-- Begin Listed records --

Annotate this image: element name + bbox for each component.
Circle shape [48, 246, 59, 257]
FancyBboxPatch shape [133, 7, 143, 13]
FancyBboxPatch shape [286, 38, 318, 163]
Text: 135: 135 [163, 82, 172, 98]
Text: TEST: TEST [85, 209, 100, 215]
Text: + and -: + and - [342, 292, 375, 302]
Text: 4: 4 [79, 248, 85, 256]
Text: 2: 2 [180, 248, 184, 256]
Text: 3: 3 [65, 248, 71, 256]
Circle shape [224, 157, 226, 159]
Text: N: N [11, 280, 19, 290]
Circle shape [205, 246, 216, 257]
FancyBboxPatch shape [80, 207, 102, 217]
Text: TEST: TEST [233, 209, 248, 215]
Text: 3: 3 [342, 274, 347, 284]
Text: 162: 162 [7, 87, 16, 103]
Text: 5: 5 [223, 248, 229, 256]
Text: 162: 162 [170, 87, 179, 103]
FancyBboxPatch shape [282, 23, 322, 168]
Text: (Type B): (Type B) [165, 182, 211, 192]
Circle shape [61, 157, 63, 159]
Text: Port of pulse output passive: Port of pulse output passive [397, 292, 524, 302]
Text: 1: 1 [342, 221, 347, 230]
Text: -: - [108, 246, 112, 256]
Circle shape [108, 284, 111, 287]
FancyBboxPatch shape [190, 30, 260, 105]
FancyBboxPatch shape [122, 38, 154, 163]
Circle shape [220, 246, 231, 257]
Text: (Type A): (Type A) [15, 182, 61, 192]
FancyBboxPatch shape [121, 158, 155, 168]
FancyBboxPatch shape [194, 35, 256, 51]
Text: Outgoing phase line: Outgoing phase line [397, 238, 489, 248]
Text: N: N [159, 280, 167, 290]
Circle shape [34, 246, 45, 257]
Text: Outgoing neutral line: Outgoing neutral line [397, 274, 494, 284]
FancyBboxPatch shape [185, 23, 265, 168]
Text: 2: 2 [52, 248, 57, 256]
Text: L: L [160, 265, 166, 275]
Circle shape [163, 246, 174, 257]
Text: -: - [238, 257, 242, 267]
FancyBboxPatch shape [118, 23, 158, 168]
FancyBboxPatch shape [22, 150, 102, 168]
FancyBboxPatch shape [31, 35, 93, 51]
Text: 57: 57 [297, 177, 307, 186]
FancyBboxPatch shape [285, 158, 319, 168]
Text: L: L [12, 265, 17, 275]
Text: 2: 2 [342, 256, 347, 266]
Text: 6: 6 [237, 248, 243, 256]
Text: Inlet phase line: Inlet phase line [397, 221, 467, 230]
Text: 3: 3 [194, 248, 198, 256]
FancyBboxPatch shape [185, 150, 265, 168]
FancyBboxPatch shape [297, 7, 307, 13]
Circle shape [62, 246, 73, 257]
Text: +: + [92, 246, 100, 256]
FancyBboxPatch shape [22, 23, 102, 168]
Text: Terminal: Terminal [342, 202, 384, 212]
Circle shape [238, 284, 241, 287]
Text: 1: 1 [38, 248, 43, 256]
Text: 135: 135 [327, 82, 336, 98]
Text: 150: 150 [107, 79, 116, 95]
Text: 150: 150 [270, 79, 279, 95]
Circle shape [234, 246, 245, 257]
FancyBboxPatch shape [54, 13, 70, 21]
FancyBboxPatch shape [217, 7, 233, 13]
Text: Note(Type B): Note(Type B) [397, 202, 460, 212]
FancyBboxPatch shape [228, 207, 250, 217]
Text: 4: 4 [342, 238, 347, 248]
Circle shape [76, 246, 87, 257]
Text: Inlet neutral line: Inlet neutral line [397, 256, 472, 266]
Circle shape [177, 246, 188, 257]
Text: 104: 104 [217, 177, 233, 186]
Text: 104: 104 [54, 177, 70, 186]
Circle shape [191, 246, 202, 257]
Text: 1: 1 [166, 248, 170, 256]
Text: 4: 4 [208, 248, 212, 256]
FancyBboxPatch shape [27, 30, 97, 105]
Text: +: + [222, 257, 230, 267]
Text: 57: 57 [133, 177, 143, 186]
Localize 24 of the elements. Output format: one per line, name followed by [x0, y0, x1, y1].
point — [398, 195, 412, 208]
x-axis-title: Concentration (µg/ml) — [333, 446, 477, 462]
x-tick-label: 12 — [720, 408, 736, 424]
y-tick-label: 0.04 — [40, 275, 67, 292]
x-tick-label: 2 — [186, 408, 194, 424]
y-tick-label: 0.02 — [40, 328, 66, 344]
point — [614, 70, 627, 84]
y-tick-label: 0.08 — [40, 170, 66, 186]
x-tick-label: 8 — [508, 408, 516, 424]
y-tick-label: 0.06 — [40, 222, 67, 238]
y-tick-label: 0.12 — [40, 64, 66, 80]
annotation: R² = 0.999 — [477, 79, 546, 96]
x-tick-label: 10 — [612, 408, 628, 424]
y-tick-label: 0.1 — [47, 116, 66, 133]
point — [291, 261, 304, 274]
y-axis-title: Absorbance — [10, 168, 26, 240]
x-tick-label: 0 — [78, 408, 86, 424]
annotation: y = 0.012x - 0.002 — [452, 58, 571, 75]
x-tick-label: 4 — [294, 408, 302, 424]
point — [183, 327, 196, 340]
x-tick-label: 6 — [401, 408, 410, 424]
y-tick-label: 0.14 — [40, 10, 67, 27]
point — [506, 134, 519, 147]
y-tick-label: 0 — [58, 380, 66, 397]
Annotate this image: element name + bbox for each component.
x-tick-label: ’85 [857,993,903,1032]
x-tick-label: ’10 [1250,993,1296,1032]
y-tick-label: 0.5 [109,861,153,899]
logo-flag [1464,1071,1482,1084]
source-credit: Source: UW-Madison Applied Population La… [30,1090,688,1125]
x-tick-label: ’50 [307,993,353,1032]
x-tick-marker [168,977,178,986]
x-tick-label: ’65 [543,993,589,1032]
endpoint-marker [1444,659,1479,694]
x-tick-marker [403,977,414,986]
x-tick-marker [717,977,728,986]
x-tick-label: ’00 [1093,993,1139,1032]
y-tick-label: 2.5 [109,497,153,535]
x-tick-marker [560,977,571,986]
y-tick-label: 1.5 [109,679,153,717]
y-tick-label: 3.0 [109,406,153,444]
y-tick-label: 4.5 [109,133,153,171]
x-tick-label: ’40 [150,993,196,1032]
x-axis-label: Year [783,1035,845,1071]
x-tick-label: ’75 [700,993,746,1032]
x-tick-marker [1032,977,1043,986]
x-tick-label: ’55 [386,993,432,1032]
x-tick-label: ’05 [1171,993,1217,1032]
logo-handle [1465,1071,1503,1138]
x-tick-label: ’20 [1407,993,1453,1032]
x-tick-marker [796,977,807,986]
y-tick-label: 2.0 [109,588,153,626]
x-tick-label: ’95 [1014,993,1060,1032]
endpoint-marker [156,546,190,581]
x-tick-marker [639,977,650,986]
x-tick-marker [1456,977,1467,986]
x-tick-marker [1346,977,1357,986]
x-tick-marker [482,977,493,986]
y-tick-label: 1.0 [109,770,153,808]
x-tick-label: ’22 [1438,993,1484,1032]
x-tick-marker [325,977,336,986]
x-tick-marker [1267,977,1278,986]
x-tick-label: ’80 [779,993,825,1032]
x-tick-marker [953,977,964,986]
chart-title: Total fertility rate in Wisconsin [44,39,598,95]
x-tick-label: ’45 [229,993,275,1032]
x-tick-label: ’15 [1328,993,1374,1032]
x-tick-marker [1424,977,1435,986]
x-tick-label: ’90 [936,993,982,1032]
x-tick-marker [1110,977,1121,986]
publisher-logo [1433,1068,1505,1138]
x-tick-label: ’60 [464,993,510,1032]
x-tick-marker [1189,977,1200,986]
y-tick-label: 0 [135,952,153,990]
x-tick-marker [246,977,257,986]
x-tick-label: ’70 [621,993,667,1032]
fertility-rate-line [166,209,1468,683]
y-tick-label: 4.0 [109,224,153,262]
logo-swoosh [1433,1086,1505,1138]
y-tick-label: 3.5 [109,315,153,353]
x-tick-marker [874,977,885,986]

-- End Listed records --

Work to be completed:
Render the data, from its first line through the line containing "FancyBboxPatch shape [122, 38, 154, 163]", as a Markdown table with the columns No. and Entry, leaving out any blank lines.

Answer to this exercise:
| No. | Entry |
|---|---|
| 1 | Annotate this image: element name + bbox for each component. |
| 2 | Circle shape [48, 246, 59, 257] |
| 3 | FancyBboxPatch shape [133, 7, 143, 13] |
| 4 | FancyBboxPatch shape [286, 38, 318, 163] |
| 5 | Text: 135: 135 [163, 82, 172, 98] |
| 6 | Text: TEST: TEST [85, 209, 100, 215] |
| 7 | Text: + and -: + and - [342, 292, 375, 302] |
| 8 | Text: 4: 4 [79, 248, 85, 256] |
| 9 | Text: 2: 2 [180, 248, 184, 256] |
| 10 | Text: 3: 3 [65, 248, 71, 256] |
| 11 | Circle shape [224, 157, 226, 159] |
| 12 | Text: N: N [11, 280, 19, 290] |
| 13 | Circle shape [205, 246, 216, 257] |
| 14 | FancyBboxPatch shape [80, 207, 102, 217] |
| 15 | Text: TEST: TEST [233, 209, 248, 215] |
| 16 | Text: 3: 3 [342, 274, 347, 284] |
| 17 | Text: 162: 162 [7, 87, 16, 103] |
| 18 | Text: 5: 5 [223, 248, 229, 256] |
| 19 | Text: 162: 162 [170, 87, 179, 103] |
| 20 | FancyBboxPatch shape [282, 23, 322, 168] |
| 21 | Text: (Type B): (Type B) [165, 182, 211, 192] |
| 22 | Circle shape [61, 157, 63, 159] |
| 23 | Text: Port of pulse output passive: Port of pulse output passive [397, 292, 524, 302] |
| 24 | Text: 1: 1 [342, 221, 347, 230] |
| 25 | Text: -: - [108, 246, 112, 256] |
| 26 | Circle shape [108, 284, 111, 287] |
| 27 | FancyBboxPatch shape [190, 30, 260, 105] |
| 28 | FancyBboxPatch shape [122, 38, 154, 163] |